• Task data
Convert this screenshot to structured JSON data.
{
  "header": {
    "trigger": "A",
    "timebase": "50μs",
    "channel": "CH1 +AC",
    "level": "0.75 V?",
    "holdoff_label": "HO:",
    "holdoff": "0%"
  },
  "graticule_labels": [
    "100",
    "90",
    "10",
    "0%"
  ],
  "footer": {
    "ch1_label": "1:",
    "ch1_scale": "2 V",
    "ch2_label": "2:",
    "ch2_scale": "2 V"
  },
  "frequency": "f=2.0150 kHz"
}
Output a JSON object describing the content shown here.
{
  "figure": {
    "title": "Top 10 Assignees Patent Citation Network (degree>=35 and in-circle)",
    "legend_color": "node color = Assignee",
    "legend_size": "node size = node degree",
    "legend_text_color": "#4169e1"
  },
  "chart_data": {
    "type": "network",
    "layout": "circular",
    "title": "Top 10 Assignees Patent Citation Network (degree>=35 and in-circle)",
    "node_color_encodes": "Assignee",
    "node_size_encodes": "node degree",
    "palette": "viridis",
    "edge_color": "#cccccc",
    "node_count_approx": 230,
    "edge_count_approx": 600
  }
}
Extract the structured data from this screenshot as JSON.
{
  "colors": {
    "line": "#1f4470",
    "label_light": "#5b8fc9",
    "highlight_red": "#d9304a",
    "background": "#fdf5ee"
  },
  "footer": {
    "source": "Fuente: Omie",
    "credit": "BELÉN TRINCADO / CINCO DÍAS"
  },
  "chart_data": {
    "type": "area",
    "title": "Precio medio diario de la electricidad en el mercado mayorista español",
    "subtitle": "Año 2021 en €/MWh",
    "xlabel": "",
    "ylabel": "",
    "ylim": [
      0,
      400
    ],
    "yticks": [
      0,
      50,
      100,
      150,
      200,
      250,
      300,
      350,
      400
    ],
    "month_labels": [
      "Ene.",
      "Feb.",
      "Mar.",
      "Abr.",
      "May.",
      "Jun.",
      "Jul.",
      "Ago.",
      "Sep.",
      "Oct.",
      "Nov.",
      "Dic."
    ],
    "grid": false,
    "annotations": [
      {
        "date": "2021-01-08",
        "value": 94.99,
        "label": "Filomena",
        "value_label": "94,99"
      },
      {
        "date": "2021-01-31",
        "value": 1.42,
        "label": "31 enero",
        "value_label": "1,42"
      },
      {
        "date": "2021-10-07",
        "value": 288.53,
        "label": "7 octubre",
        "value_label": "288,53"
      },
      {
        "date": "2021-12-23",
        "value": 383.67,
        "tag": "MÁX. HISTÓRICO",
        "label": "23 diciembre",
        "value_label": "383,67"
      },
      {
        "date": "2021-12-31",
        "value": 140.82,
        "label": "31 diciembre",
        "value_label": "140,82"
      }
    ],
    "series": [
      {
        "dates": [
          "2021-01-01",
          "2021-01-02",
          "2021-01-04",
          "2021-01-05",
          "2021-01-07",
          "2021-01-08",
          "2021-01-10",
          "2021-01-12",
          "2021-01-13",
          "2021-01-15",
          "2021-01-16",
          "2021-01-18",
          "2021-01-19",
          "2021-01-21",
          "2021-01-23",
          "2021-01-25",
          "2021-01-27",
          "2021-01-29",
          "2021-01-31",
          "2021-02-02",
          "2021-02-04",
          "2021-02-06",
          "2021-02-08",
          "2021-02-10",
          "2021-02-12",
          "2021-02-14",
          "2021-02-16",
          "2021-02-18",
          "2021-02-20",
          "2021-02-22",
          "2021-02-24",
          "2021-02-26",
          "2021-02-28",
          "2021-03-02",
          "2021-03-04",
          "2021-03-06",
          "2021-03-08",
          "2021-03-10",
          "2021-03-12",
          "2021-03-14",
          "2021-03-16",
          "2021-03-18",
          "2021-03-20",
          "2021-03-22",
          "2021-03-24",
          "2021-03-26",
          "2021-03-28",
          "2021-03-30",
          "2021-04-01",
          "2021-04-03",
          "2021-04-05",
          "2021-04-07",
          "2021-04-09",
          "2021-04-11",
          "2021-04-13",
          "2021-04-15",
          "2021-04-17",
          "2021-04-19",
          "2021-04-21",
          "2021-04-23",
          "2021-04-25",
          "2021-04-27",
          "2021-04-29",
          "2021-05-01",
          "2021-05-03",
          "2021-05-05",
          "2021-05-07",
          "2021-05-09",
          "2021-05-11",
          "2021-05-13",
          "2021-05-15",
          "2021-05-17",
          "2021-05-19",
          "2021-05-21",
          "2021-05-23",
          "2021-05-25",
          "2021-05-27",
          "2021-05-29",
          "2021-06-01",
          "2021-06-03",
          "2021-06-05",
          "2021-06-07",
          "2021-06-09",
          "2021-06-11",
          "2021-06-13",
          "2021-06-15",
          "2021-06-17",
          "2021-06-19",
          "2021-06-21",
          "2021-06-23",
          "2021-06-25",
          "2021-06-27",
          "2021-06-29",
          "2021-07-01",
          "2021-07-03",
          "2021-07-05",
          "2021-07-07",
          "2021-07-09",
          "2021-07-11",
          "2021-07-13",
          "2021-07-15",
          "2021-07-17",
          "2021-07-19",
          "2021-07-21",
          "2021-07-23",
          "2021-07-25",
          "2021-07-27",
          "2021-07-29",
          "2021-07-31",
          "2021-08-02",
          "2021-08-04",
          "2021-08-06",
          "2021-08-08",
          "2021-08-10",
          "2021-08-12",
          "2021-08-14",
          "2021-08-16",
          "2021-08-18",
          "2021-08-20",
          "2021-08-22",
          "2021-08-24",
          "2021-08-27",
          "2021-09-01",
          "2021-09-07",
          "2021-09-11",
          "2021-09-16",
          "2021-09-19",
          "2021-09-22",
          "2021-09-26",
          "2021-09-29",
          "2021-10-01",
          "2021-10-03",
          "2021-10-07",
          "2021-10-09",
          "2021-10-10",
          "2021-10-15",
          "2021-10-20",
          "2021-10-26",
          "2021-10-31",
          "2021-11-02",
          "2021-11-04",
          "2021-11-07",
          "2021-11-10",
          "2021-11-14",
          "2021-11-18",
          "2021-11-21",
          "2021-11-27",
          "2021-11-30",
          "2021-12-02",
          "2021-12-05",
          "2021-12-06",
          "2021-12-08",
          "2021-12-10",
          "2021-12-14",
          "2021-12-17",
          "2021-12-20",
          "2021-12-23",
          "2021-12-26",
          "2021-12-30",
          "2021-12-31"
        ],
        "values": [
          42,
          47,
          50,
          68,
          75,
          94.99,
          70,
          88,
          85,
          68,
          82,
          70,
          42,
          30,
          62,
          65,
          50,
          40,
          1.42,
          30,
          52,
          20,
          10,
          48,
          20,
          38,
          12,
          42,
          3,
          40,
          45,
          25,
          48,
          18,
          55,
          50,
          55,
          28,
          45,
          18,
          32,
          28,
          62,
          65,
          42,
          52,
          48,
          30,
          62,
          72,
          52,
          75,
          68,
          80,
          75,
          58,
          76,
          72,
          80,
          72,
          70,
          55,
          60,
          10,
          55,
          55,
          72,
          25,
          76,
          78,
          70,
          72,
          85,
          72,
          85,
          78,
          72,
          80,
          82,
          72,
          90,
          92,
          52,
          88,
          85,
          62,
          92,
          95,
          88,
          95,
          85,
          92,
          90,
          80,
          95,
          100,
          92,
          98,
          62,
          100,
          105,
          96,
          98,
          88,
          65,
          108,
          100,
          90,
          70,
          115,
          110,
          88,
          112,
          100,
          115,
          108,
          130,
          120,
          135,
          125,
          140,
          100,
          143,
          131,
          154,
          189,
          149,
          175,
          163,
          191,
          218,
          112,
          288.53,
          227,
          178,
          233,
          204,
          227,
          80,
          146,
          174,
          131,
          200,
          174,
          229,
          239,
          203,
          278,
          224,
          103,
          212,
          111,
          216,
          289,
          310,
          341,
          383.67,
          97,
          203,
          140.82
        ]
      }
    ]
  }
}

• What the task requires
Find the lines holding "structured" and list every one.

• Solution for this exercise
Convert this screenshot to structured JSON data.
Extract the structured data from this screenshot as JSON.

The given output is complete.